TASK OBJECTIVE —
Single out each line with the word "this" and copy it.

══════════

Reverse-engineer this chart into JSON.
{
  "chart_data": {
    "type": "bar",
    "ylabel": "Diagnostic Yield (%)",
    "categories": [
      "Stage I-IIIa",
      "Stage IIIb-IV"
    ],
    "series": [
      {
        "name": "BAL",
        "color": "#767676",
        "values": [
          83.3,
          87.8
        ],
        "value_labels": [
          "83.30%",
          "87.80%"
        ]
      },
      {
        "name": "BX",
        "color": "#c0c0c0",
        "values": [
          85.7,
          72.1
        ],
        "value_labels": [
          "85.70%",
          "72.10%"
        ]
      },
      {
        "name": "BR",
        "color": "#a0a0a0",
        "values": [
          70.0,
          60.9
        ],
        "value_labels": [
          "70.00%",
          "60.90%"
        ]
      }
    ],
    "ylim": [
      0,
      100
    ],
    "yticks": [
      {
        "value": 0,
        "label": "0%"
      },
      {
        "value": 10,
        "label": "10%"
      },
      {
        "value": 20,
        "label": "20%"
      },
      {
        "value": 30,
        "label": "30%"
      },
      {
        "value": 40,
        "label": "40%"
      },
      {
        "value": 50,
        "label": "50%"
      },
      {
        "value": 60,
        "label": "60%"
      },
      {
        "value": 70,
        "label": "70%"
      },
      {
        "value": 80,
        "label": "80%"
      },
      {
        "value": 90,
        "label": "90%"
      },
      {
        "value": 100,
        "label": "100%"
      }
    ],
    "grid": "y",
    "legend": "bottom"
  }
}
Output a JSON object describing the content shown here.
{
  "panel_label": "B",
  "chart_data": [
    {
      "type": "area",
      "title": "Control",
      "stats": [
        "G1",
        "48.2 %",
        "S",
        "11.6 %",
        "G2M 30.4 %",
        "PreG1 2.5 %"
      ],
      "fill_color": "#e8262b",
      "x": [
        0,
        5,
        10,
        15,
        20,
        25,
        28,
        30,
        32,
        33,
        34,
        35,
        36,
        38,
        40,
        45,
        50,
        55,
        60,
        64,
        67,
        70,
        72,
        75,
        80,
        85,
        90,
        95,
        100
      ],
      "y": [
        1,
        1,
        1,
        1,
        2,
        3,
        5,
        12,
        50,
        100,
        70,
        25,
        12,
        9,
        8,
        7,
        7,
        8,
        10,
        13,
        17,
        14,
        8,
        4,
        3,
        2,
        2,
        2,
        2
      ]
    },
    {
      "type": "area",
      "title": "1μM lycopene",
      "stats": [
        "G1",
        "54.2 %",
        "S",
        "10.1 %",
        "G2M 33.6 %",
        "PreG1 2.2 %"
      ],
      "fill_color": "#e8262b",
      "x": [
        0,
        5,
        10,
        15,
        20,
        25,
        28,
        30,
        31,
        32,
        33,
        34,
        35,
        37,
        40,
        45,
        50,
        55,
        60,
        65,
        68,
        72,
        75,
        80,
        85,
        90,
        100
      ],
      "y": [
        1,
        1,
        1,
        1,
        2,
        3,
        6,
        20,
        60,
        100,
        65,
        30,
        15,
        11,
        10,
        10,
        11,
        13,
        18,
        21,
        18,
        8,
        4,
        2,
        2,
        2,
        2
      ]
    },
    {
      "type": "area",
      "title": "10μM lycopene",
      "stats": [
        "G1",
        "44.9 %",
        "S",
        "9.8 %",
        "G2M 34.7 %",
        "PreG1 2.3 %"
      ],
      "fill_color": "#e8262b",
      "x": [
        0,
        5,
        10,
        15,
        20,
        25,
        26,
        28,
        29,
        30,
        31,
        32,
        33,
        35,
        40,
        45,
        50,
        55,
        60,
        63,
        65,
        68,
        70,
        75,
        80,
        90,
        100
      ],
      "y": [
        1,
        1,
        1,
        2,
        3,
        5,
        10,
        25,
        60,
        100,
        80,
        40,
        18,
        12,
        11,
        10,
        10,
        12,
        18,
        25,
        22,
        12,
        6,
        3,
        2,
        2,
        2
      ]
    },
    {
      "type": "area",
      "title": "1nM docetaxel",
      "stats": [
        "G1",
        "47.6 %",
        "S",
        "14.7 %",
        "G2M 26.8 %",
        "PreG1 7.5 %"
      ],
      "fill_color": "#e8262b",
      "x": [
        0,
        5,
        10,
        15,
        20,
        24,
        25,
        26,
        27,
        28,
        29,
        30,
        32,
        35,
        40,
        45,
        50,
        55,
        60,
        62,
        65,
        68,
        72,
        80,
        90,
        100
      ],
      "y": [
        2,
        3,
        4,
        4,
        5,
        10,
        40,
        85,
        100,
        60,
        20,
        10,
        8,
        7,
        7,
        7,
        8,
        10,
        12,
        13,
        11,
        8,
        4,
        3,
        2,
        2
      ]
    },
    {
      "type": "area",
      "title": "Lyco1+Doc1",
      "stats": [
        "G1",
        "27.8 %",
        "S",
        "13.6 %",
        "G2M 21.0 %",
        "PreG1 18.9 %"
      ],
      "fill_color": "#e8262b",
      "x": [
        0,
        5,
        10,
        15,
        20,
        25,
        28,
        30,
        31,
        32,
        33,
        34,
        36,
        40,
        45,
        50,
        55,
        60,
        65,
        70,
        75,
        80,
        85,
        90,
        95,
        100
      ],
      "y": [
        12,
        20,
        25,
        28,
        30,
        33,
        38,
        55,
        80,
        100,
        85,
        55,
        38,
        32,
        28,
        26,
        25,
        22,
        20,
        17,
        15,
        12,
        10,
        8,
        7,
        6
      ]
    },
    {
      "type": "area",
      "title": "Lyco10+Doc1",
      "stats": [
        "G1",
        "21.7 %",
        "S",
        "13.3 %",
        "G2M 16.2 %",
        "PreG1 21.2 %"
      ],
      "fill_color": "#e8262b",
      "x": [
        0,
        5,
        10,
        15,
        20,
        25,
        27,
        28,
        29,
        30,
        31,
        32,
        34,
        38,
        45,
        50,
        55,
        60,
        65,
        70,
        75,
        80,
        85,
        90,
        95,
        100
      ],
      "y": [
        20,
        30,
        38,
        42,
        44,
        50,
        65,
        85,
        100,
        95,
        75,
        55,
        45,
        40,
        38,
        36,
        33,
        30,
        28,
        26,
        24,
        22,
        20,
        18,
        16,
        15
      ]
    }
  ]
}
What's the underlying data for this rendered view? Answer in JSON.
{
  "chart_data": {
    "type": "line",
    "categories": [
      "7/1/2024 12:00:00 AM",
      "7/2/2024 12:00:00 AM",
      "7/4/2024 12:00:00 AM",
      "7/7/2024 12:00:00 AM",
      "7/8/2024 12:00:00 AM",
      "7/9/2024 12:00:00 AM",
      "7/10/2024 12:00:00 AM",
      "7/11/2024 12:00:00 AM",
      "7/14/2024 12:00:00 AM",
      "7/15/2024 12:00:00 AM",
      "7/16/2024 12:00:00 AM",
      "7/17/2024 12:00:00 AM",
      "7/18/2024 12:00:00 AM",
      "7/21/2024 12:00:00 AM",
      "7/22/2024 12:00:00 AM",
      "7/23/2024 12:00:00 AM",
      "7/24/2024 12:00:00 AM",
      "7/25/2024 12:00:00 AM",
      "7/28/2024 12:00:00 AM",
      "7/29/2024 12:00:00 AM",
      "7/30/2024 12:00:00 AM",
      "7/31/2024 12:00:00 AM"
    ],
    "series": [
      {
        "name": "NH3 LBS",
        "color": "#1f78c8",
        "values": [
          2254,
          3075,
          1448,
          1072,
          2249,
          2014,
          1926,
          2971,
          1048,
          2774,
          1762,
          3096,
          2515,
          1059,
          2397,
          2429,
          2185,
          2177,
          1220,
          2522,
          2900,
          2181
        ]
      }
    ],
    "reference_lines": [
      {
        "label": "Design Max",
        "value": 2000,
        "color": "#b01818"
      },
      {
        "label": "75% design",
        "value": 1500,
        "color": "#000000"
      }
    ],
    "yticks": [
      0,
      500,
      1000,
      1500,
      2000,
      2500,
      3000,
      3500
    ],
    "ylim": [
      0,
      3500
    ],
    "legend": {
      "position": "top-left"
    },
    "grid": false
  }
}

══════════

IN RESPONSE —
Reverse-engineer this chart into JSON.
What's the underlying data for this rendered view? Answer in JSON.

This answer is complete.